Find how many lines in the material contain "altura"; your answer should be that number alone.

● ● ●

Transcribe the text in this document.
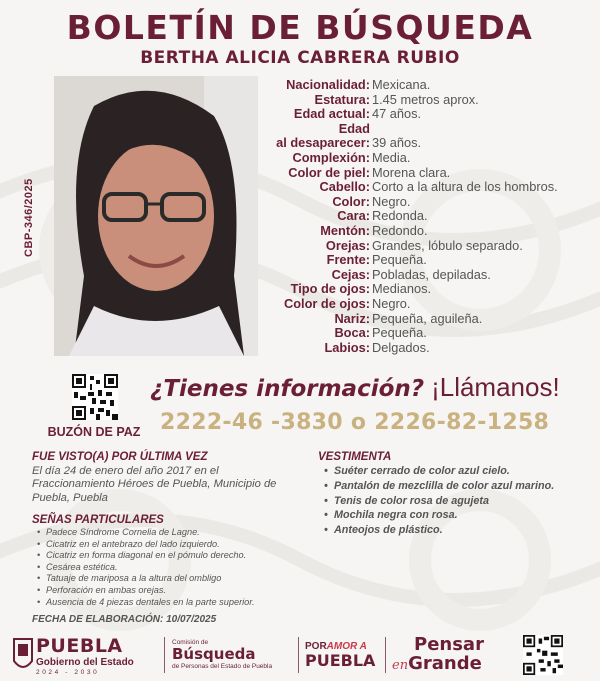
BOLETÍN DE BÚSQUEDA
BERTHA ALICIA CABRERA RUBIO
CBP-346/2025
Nacionalidad: Mexicana.
Estatura: 1.45 metros aprox.
Edad actual: 47 años.
Edad
al desaparecer: 39 años.
Complexión: Media.
Color de piel: Morena clara.
Cabello: Corto a la altura de los hombros.
Color: Negro.
Cara: Redonda.
Mentón: Redondo.
Orejas: Grandes, lóbulo separado.
Frente: Pequeña.
Cejas: Pobladas, depiladas.
Tipo de ojos: Medianos.
Color de ojos: Negro.
Nariz: Pequeña, aguileña.
Boca: Pequeña.
Labios: Delgados.
BUZÓN DE PAZ
¿Tienes información? ¡Llámanos!
2222-46 -3830 o 2226-82-1258
FUE VISTO(A) POR ÚLTIMA VEZ

El día 24 de enero del año 2017 en el Fraccionamiento Héroes de Puebla, Municipio de Puebla, Puebla

VESTIMENTA
• Suéter cerrado de color azul cielo.
• Pantalón de mezclilla de color azul marino.
• Tenis de color rosa de agujeta
• Mochila negra con rosa.
• Anteojos de plástico.
SEÑAS PARTICULARES
• Padece Síndrome Cornelia de Lagne.
• Cicatriz en el antebrazo del lado izquierdo.
• Cicatriz en forma diagonal en el pómulo derecho.
• Cesárea estética.
• Tatuaje de mariposa a la altura del ombligo
• Perforación en ambas orejas.
• Ausencia de 4 piezas dentales en la parte superior.
FECHA DE ELABORACIÓN: 10/07/2025
PUEBLA
Gobierno del Estado
2024 - 2030
Comisión de
Búsqueda
de Personas del Estado de Puebla
PORAMOR A
PUEBLA
Pensar
enGrande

● ● ●

RESULT OF THIS EXERCISE. 2